===== Entries supplied =====
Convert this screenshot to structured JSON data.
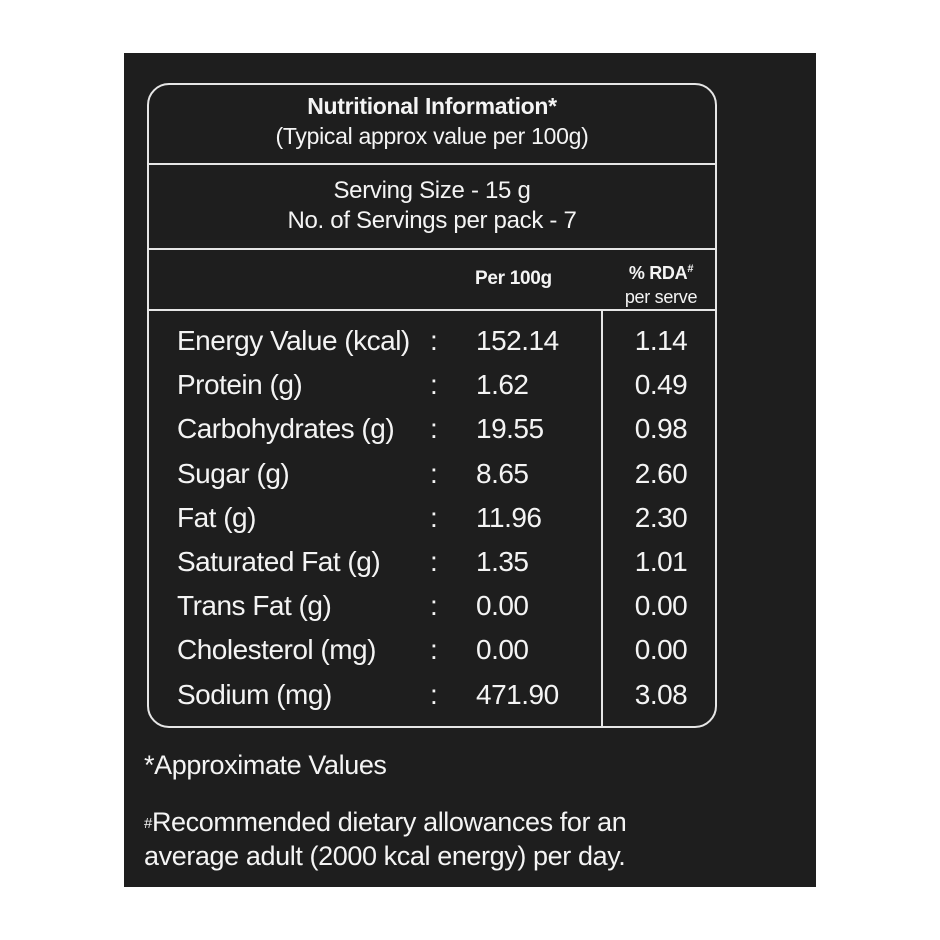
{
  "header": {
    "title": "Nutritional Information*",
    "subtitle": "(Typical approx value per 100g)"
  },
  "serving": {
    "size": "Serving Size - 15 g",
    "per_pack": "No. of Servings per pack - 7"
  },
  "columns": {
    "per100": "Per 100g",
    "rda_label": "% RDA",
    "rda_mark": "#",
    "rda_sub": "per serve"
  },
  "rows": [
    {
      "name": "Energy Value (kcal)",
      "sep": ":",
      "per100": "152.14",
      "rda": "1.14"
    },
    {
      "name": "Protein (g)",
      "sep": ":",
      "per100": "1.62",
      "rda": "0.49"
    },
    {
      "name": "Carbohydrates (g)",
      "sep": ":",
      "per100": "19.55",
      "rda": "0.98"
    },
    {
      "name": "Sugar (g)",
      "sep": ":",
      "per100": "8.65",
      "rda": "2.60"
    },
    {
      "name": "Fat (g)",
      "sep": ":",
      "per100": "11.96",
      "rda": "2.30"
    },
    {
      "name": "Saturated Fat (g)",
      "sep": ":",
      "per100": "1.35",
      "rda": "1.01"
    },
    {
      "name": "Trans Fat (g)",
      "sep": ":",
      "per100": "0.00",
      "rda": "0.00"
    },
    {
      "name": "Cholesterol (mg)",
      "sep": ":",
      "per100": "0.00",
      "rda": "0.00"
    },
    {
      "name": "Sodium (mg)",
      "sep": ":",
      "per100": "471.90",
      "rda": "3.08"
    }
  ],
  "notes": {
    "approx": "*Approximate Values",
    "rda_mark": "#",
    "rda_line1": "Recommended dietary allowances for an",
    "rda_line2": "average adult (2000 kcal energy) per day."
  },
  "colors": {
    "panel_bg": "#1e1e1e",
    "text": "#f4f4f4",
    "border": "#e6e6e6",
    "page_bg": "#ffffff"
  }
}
=====
> [Exercise description] Among the lines of the entries above, count those containing the string "kcal". Write the number alone.

> [Exercise answer] 2